Task prompt:
Identify and pull out each line of the entries in which "arrow" occurs.

(Entries from a dataset)
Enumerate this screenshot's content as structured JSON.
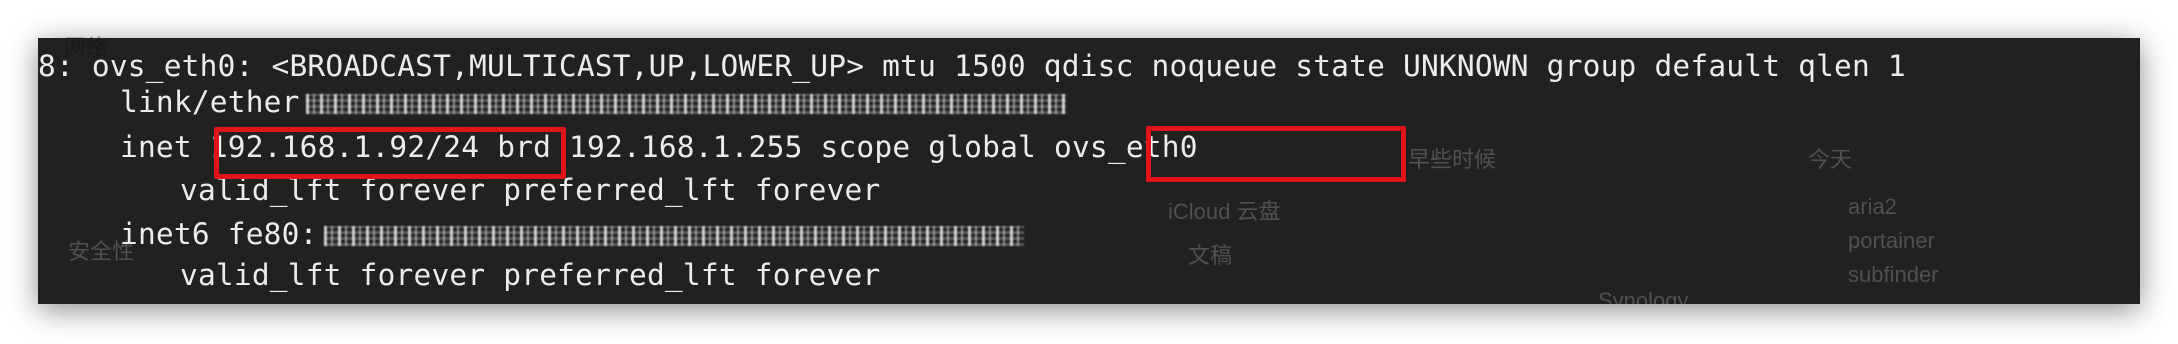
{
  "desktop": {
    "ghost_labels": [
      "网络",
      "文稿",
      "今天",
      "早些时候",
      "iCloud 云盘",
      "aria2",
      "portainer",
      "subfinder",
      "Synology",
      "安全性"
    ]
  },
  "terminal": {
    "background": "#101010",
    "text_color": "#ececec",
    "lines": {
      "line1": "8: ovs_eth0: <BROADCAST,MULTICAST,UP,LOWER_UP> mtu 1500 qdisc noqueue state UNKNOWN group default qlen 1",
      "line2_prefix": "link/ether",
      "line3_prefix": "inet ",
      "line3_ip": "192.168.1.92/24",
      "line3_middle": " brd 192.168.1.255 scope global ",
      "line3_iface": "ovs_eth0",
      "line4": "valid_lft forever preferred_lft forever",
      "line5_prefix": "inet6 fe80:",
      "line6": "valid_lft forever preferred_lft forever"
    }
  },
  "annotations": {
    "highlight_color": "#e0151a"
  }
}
---
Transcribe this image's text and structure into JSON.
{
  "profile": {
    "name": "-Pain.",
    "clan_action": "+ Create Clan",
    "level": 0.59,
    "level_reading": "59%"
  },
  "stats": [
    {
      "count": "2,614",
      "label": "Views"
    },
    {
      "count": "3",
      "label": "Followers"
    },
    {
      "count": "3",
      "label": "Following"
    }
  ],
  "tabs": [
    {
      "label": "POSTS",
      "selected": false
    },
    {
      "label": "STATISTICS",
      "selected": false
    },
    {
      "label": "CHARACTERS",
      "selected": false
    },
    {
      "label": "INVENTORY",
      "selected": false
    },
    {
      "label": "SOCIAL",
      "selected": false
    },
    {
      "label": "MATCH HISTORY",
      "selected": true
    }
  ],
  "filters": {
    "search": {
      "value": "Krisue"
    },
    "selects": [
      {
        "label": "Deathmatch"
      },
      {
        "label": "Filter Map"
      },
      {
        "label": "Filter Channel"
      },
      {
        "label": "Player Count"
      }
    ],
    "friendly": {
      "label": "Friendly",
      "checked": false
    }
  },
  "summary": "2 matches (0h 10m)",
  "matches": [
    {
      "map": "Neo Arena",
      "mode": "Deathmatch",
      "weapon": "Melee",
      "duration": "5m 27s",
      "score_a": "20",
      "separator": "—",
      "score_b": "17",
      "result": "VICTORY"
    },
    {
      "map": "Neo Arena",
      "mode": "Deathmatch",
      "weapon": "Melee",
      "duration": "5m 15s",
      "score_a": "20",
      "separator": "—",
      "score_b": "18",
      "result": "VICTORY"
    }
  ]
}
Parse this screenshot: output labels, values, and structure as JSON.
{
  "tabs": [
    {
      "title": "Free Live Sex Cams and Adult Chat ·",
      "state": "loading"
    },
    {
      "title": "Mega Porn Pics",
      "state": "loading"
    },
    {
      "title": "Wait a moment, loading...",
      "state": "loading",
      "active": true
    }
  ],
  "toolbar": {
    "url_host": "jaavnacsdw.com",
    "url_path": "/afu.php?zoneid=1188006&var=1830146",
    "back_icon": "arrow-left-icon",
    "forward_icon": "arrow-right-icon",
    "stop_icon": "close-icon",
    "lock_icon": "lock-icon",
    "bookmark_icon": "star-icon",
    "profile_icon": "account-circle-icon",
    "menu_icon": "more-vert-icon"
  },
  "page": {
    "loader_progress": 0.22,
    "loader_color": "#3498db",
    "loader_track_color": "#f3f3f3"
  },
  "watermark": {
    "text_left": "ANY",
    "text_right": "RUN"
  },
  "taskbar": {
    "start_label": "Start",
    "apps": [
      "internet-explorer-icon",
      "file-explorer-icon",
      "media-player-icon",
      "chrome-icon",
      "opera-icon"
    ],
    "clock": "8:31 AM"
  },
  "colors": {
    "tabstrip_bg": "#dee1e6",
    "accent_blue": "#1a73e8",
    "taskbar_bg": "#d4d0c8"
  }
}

Solution to the problem:
    "back_icon": "arrow-left-icon",
    "forward_icon": "arrow-right-icon",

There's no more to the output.